---- Records shown

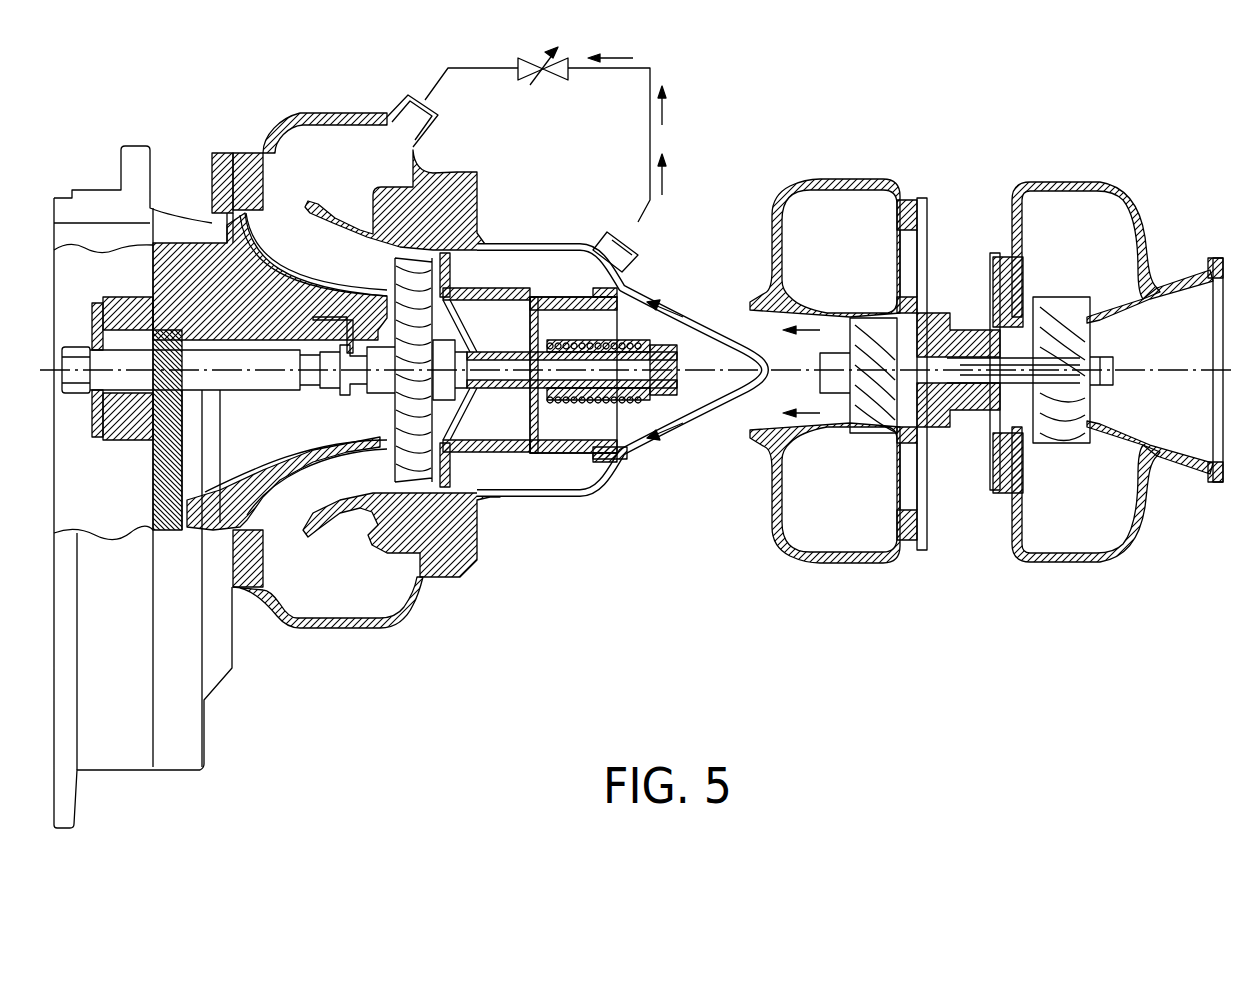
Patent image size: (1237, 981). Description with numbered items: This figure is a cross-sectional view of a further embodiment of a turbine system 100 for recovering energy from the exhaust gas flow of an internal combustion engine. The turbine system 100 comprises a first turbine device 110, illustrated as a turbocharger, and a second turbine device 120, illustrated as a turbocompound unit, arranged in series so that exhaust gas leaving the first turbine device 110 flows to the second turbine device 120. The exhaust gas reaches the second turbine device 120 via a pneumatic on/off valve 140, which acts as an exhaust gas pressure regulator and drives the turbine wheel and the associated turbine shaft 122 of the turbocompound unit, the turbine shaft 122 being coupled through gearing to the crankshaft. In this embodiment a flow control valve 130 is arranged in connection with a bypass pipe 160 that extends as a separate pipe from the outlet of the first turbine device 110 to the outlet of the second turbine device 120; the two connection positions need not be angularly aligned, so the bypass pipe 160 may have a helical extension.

The turbine system 100 is at (745, 677).
The first turbine device 110 is at (979, 584).
The second turbine device 120 is at (350, 675).
The turbine shaft 122 is at (328, 158).
The flow control valve 130 is at (530, 58).
The on/off valve 140 is at (670, 428).
The bypass pipe 160 is at (655, 143).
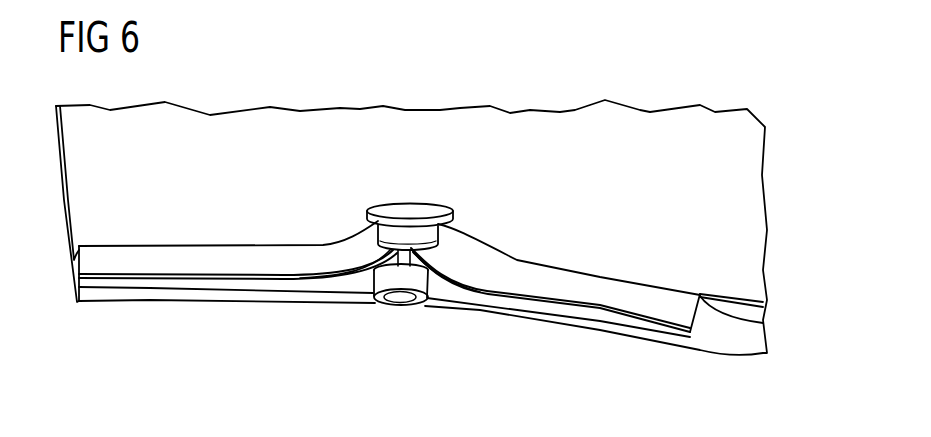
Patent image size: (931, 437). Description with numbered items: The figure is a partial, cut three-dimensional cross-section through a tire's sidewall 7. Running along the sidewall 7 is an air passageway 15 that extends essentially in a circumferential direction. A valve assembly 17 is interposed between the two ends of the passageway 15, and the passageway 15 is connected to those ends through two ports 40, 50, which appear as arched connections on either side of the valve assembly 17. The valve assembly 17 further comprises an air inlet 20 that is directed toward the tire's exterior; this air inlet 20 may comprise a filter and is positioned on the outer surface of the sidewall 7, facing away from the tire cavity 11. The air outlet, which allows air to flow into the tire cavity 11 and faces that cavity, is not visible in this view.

The sidewall 7 is at (95, 205).
The tire cavity 11 is at (593, 193).
The air passageway 15 is at (205, 278).
The valve assembly 17 is at (417, 196).
The air inlet 20 is at (400, 314).
The port 40 is at (380, 255).
The port 50 is at (442, 262).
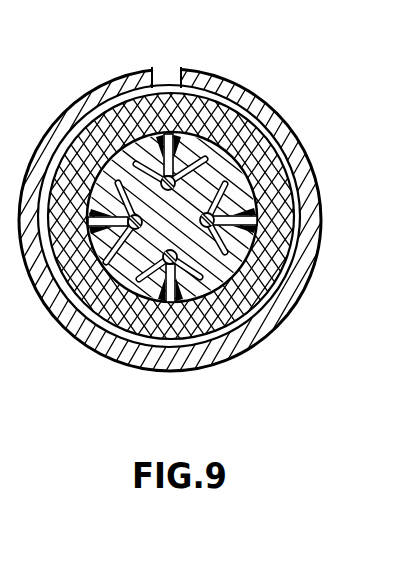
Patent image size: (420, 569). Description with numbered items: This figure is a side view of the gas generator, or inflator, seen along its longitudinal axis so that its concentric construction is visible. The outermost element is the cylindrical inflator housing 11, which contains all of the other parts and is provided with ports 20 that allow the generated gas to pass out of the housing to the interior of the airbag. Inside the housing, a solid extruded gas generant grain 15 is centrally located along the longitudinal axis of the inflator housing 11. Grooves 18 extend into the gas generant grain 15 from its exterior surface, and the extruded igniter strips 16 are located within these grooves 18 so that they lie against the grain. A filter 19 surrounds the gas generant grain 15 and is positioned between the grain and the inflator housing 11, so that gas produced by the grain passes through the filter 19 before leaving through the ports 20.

The inflator housing 11 is at (50, 133).
The gas generant grain 15 is at (128, 147).
The igniter strips 16 is at (233, 113).
The grooves 18 is at (185, 137).
The filter 19 is at (111, 318).
The ports 20 is at (161, 72).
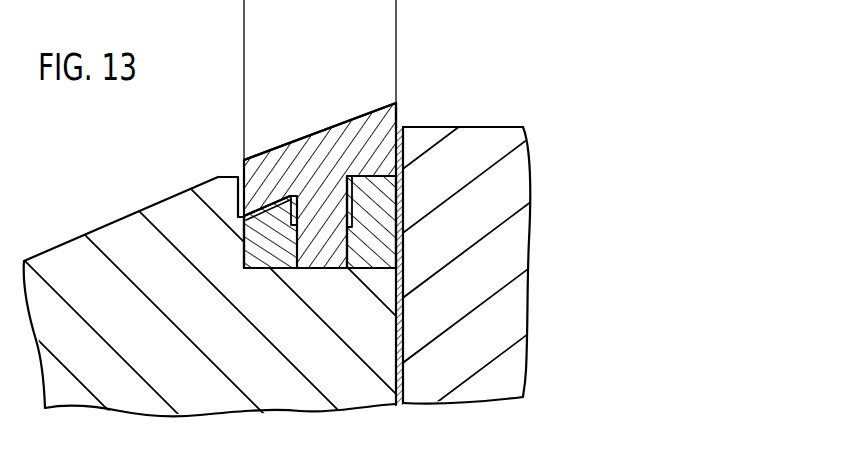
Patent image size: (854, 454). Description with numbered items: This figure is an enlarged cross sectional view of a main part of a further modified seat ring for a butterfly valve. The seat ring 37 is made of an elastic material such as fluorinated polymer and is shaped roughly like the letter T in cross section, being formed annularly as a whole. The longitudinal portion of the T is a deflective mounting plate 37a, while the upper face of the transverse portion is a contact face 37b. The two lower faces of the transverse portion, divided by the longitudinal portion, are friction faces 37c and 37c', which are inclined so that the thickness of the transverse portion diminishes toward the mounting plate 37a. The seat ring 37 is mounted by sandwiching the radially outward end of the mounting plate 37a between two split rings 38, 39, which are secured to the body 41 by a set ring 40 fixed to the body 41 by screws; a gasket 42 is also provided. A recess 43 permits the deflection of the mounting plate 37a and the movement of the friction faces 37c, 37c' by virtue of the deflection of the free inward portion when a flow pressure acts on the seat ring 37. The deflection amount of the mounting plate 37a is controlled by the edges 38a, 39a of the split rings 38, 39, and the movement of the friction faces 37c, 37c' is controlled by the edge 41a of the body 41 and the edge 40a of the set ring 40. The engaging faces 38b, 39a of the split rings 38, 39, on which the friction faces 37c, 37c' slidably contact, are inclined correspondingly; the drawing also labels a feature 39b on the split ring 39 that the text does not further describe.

The seat ring 37 is at (272, 146).
The deflective mounting plate 37a is at (318, 236).
The contact face 37b is at (375, 114).
The friction face 37c is at (415, 213).
The friction face 37c' is at (227, 178).
The split ring 38 is at (384, 233).
The edge of split ring 38a is at (353, 180).
The engaging face 38b is at (370, 182).
The split ring 39 is at (249, 270).
The edge / engaging face of split ring 39a is at (285, 199).
The lip of left insert 39b is at (257, 216).
The set ring 40 is at (490, 227).
The edge of set ring 40a is at (437, 128).
The body 41 is at (208, 392).
The edge of body 41a is at (227, 192).
The gasket 42 is at (404, 343).
The recess 43 is at (418, 128).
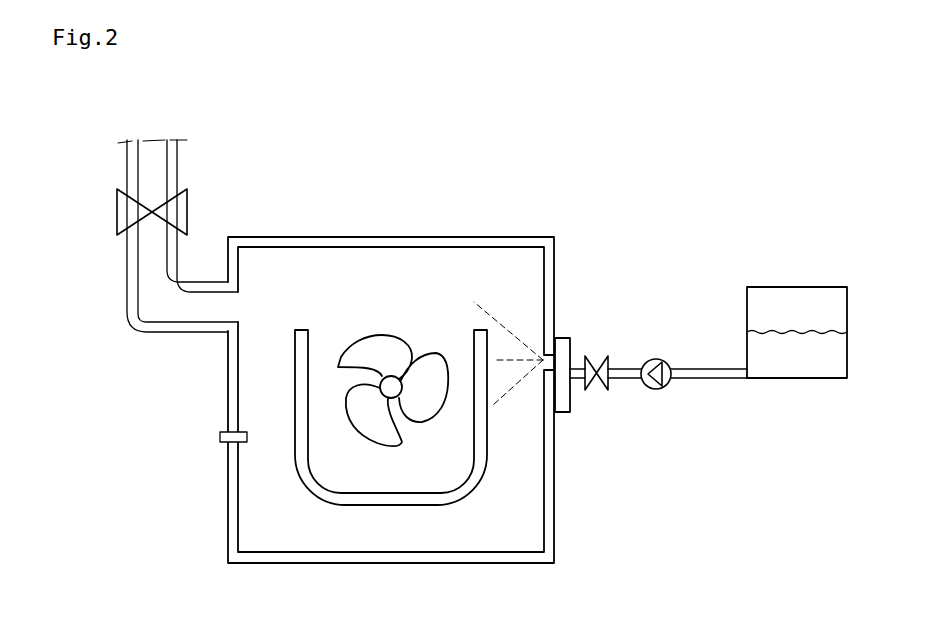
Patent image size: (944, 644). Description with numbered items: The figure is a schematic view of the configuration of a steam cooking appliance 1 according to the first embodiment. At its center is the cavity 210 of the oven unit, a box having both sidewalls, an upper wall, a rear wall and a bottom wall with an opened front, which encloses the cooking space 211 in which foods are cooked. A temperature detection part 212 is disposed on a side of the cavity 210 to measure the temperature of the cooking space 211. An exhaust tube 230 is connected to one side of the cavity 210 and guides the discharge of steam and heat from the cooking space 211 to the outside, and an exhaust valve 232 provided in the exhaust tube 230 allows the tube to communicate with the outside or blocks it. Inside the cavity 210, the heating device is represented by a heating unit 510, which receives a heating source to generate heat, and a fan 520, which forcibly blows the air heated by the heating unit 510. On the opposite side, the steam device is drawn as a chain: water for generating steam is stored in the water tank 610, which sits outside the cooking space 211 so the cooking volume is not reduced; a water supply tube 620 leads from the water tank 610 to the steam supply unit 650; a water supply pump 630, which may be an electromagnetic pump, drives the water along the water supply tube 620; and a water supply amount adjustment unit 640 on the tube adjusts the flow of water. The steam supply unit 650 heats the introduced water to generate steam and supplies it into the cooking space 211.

--------

#### Direction
Rewrite the data from its beginning through the line containing "The turbine shaft 122 is at (328, 158).", changing "cross-sectional view" to "sectional view" and leaving everything else unchanged. Omit the pictures from your answer.

#### Full answer
Patent image size: (1237, 981). Description with numbered items: This figure is a sectional view of a further embodiment of a turbine system 100 for recovering energy from the exhaust gas flow of an internal combustion engine. The turbine system 100 comprises a first turbine device 110, illustrated as a turbocharger, and a second turbine device 120, illustrated as a turbocompound unit, arranged in series so that exhaust gas leaving the first turbine device 110 flows to the second turbine device 120. The exhaust gas reaches the second turbine device 120 via a pneumatic on/off valve 140, which acts as an exhaust gas pressure regulator and drives the turbine wheel and the associated turbine shaft 122 of the turbocompound unit, the turbine shaft 122 being coupled through gearing to the crankshaft. In this embodiment a flow control valve 130 is arranged in connection with a bypass pipe 160 that extends as a separate pipe from the outlet of the first turbine device 110 to the outlet of the second turbine device 120; the two connection positions need not be angularly aligned, so the bypass pipe 160 may have a helical extension.

The turbine system 100 is at (745, 677).
The first turbine device 110 is at (979, 584).
The second turbine device 120 is at (350, 675).
The turbine shaft 122 is at (328, 158).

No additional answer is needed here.